[Dataset records]

(begin)

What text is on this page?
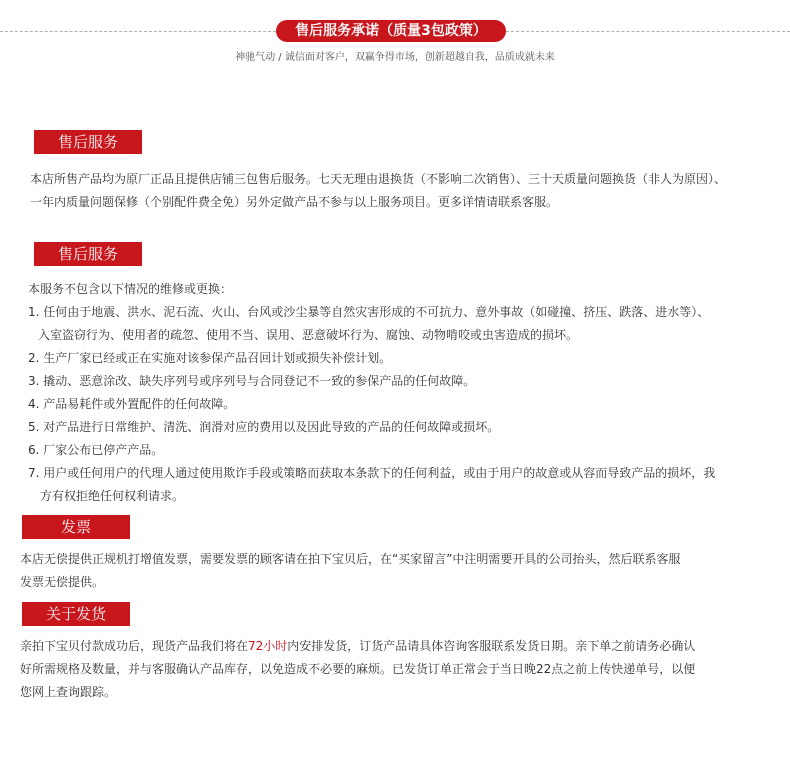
售后服务承诺（质量3包政策）
神驰气动 / 诚信面对客户，双赢争得市场，创新超越自我，品质成就未来
售后服务
本店所售产品均为原厂正品且提供店铺三包售后服务。七天无理由退换货（不影响二次销售）、三十天质量问题换货（非人为原因）、
一年内质量问题保修（个别配件费全免）另外定做产品不参与以上服务项目。更多详情请联系客服。
售后服务
本服务不包含以下情况的维修或更换：
1. 任何由于地震、洪水、泥石流、火山、台风或沙尘暴等自然灾害形成的不可抗力、意外事故（如碰撞、挤压、跌落、进水等）、
入室盗窃行为、使用者的疏忽、使用不当、误用、恶意破坏行为、腐蚀、动物啃咬或虫害造成的损坏。
2. 生产厂家已经或正在实施对该参保产品召回计划或损失补偿计划。
3. 撬动、恶意涂改、缺失序列号或序列号与合同登记不一致的参保产品的任何故障。
4. 产品易耗件或外置配件的任何故障。
5. 对产品进行日常维护、清洗、润滑对应的费用以及因此导致的产品的任何故障或损坏。
6. 厂家公布已停产产品。
7. 用户或任何用户的代理人通过使用欺诈手段或策略而获取本条款下的任何利益，或由于用户的故意或从容而导致产品的损坏，我
方有权拒绝任何权利请求。
发票
本店无偿提供正规机打增值发票，需要发票的顾客请在拍下宝贝后，在“买家留言”中注明需要开具的公司抬头，然后联系客服
发票无偿提供。
关于发货
亲拍下宝贝付款成功后，现货产品我们将在72小时内安排发货，订货产品请具体咨询客服联系发货日期。亲下单之前请务必确认
好所需规格及数量，并与客服确认产品库存，以免造成不必要的麻烦。已发货订单正常会于当日晚22点之前上传快递单号，以便
您网上查询跟踪。
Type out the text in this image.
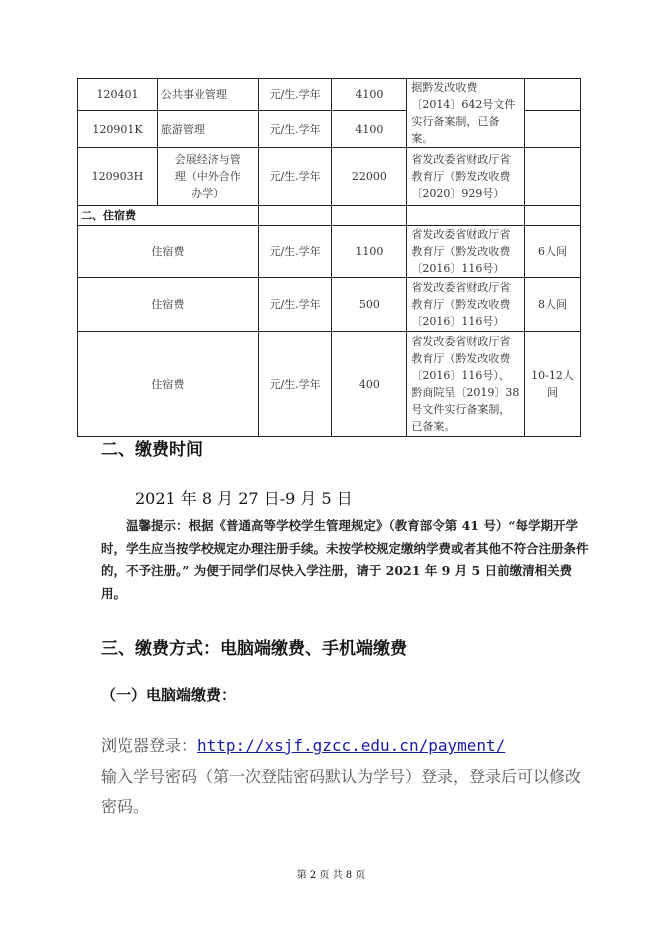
120401	公共事业管理	元/生.学年	4100	据黔发改收费〔2014〕642号文件实行备案制，已备案。	
120901K	旅游管理	元/生.学年	4100		
120903H	会展经济与管理（中外合作办学）	元/生.学年	22000	省发改委省财政厅省教育厅（黔发改收费〔2020〕929号）	
二、住宿费					
住宿费		元/生.学年	1100	省发改委省财政厅省教育厅（黔发改收费〔2016〕116号）	6人间
住宿费		元/生.学年	500	省发改委省财政厅省教育厅（黔发改收费〔2016〕116号）	8人间
住宿费		元/生.学年	400	省发改委省财政厅省教育厅（黔发改收费〔2016〕116号）、黔商院呈〔2019〕38号文件实行备案制，已备案。	10-12人间
二、缴费时间
2021 年 8 月 27 日-9 月 5 日
温馨提示：根据《普通高等学校学生管理规定》（教育部令第 41 号）“每学期开学时，学生应当按学校规定办理注册手续。未按学校规定缴纳学费或者其他不符合注册条件的，不予注册。” 为便于同学们尽快入学注册，请于 2021 年 9 月 5 日前缴清相关费用。
三、缴费方式：电脑端缴费、手机端缴费
（一）电脑端缴费：
浏览器登录：http://xsjf.gzcc.edu.cn/payment/
输入学号密码（第一次登陆密码默认为学号）登录，登录后可以修改密码。
第 2 页 共 8 页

(end)

[TASK INSTRUCTIONS]
Print the records word for word and exclude any picture they hold.

[PROBLEM SOLUTION]
What text is on this page?
售后服务承诺（质量3包政策）
神驰气动 / 诚信面对客户，双赢争得市场，创新超越自我，品质成就未来
售后服务
本店所售产品均为原厂正品且提供店铺三包售后服务。七天无理由退换货（不影响二次销售）、三十天质量问题换货（非人为原因）、
一年内质量问题保修（个别配件费全免）另外定做产品不参与以上服务项目。更多详情请联系客服。
售后服务
本服务不包含以下情况的维修或更换：
1. 任何由于地震、洪水、泥石流、火山、台风或沙尘暴等自然灾害形成的不可抗力、意外事故（如碰撞、挤压、跌落、进水等）、
入室盗窃行为、使用者的疏忽、使用不当、误用、恶意破坏行为、腐蚀、动物啃咬或虫害造成的损坏。
2. 生产厂家已经或正在实施对该参保产品召回计划或损失补偿计划。
3. 撬动、恶意涂改、缺失序列号或序列号与合同登记不一致的参保产品的任何故障。
4. 产品易耗件或外置配件的任何故障。
5. 对产品进行日常维护、清洗、润滑对应的费用以及因此导致的产品的任何故障或损坏。
6. 厂家公布已停产产品。
7. 用户或任何用户的代理人通过使用欺诈手段或策略而获取本条款下的任何利益，或由于用户的故意或从容而导致产品的损坏，我
方有权拒绝任何权利请求。
发票
本店无偿提供正规机打增值发票，需要发票的顾客请在拍下宝贝后，在“买家留言”中注明需要开具的公司抬头，然后联系客服
发票无偿提供。
关于发货
亲拍下宝贝付款成功后，现货产品我们将在72小时内安排发货，订货产品请具体咨询客服联系发货日期。亲下单之前请务必确认
好所需规格及数量，并与客服确认产品库存，以免造成不必要的麻烦。已发货订单正常会于当日晚22点之前上传快递单号，以便
您网上查询跟踪。
Type out the text in this image.
120401	公共事业管理	元/生.学年	4100	据黔发改收费〔2014〕642号文件实行备案制，已备案。	
120901K	旅游管理	元/生.学年	4100		
120903H	会展经济与管理（中外合作办学）	元/生.学年	22000	省发改委省财政厅省教育厅（黔发改收费〔2020〕929号）	
二、住宿费					
住宿费		元/生.学年	1100	省发改委省财政厅省教育厅（黔发改收费〔2016〕116号）	6人间
住宿费		元/生.学年	500	省发改委省财政厅省教育厅（黔发改收费〔2016〕116号）	8人间
住宿费		元/生.学年	400	省发改委省财政厅省教育厅（黔发改收费〔2016〕116号）、黔商院呈〔2019〕38号文件实行备案制，已备案。	10-12人间
二、缴费时间
2021 年 8 月 27 日-9 月 5 日
温馨提示：根据《普通高等学校学生管理规定》（教育部令第 41 号）“每学期开学时，学生应当按学校规定办理注册手续。未按学校规定缴纳学费或者其他不符合注册条件的，不予注册。” 为便于同学们尽快入学注册，请于 2021 年 9 月 5 日前缴清相关费用。
三、缴费方式：电脑端缴费、手机端缴费
（一）电脑端缴费：
浏览器登录：http://xsjf.gzcc.edu.cn/payment/
输入学号密码（第一次登陆密码默认为学号）登录，登录后可以修改密码。
第 2 页 共 8 页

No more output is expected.